** START OF PROVIDED MATERIAL **

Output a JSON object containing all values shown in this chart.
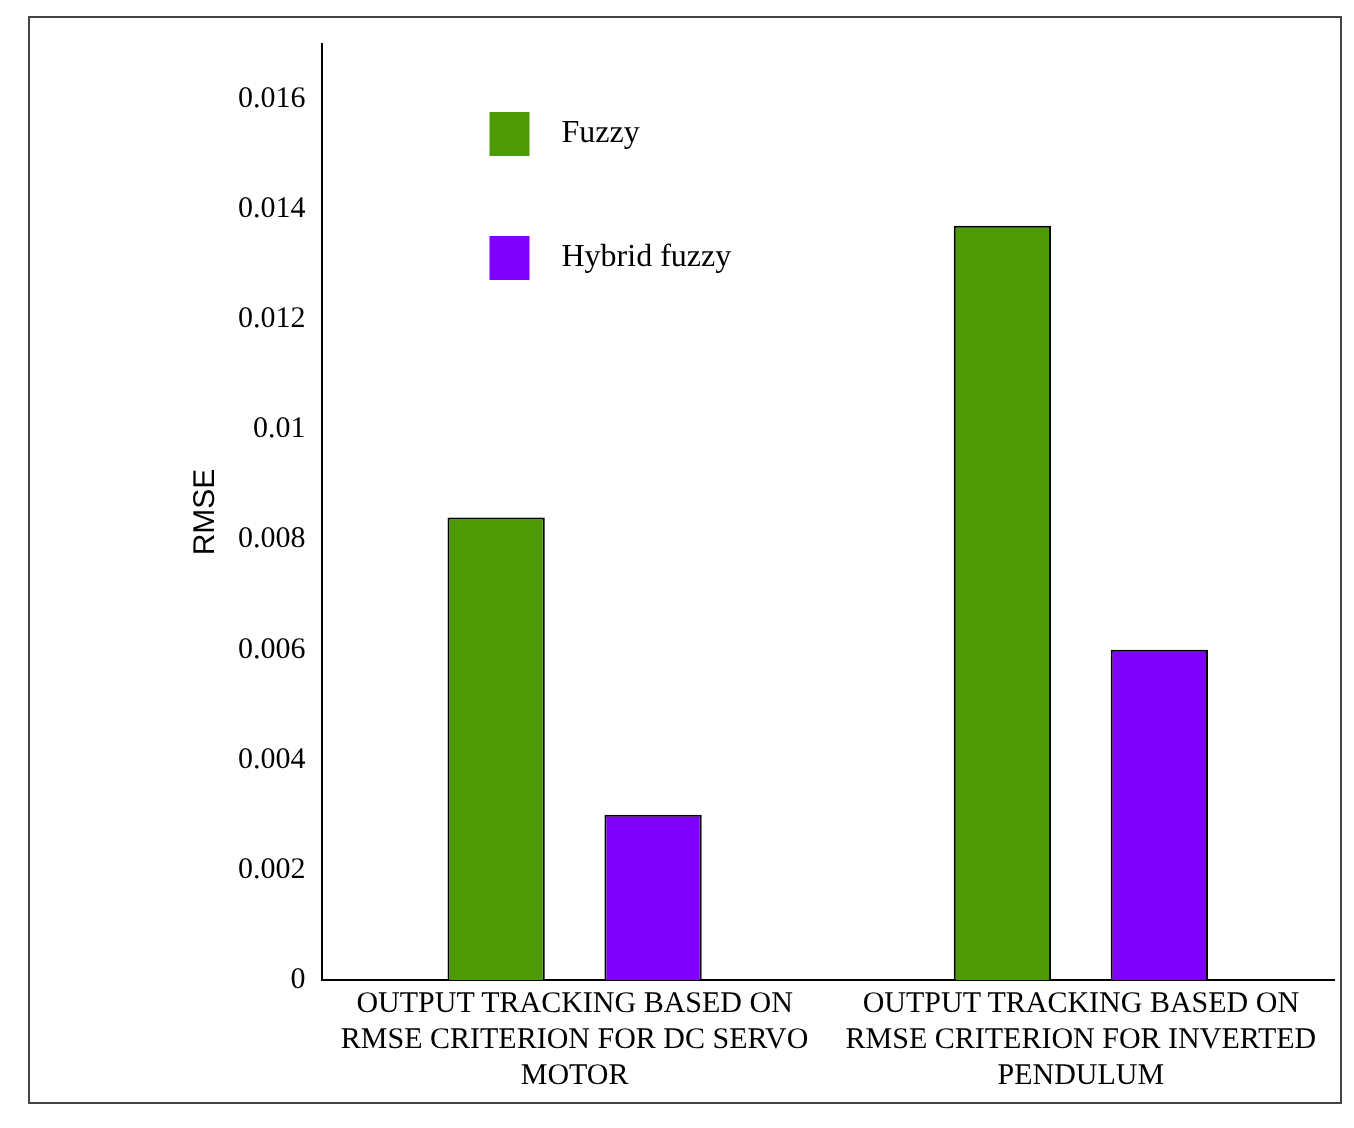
{
  "chart_data": {
    "type": "bar",
    "ylabel": "RMSE",
    "categories": [
      "OUTPUT TRACKING BASED ON RMSE CRITERION FOR DC SERVO MOTOR",
      "OUTPUT TRACKING BASED ON RMSE CRITERION FOR INVERTED PENDULUM"
    ],
    "series": [
      {
        "name": "Fuzzy",
        "color": "#4e9a06",
        "values": [
          0.0084,
          0.0137
        ]
      },
      {
        "name": "Hybrid fuzzy",
        "color": "#8000ff",
        "values": [
          0.003,
          0.006
        ]
      }
    ],
    "ylim": [
      0,
      0.017
    ],
    "yticks": [
      0,
      0.002,
      0.004,
      0.006,
      0.008,
      0.01,
      0.012,
      0.014,
      0.016
    ],
    "grid": false,
    "legend": "top left"
  }
}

** END OF PROVIDED MATERIAL **

Transcribe all of the records above character for character. Exclude the pictures.

EXPECTED ANSWER.
Output a JSON object containing all values shown in this chart.
{
  "chart_data": {
    "type": "bar",
    "ylabel": "RMSE",
    "categories": [
      "OUTPUT TRACKING BASED ON RMSE CRITERION FOR DC SERVO MOTOR",
      "OUTPUT TRACKING BASED ON RMSE CRITERION FOR INVERTED PENDULUM"
    ],
    "series": [
      {
        "name": "Fuzzy",
        "color": "#4e9a06",
        "values": [
          0.0084,
          0.0137
        ]
      },
      {
        "name": "Hybrid fuzzy",
        "color": "#8000ff",
        "values": [
          0.003,
          0.006
        ]
      }
    ],
    "ylim": [
      0,
      0.017
    ],
    "yticks": [
      0,
      0.002,
      0.004,
      0.006,
      0.008,
      0.01,
      0.012,
      0.014,
      0.016
    ],
    "grid": false,
    "legend": "top left"
  }
}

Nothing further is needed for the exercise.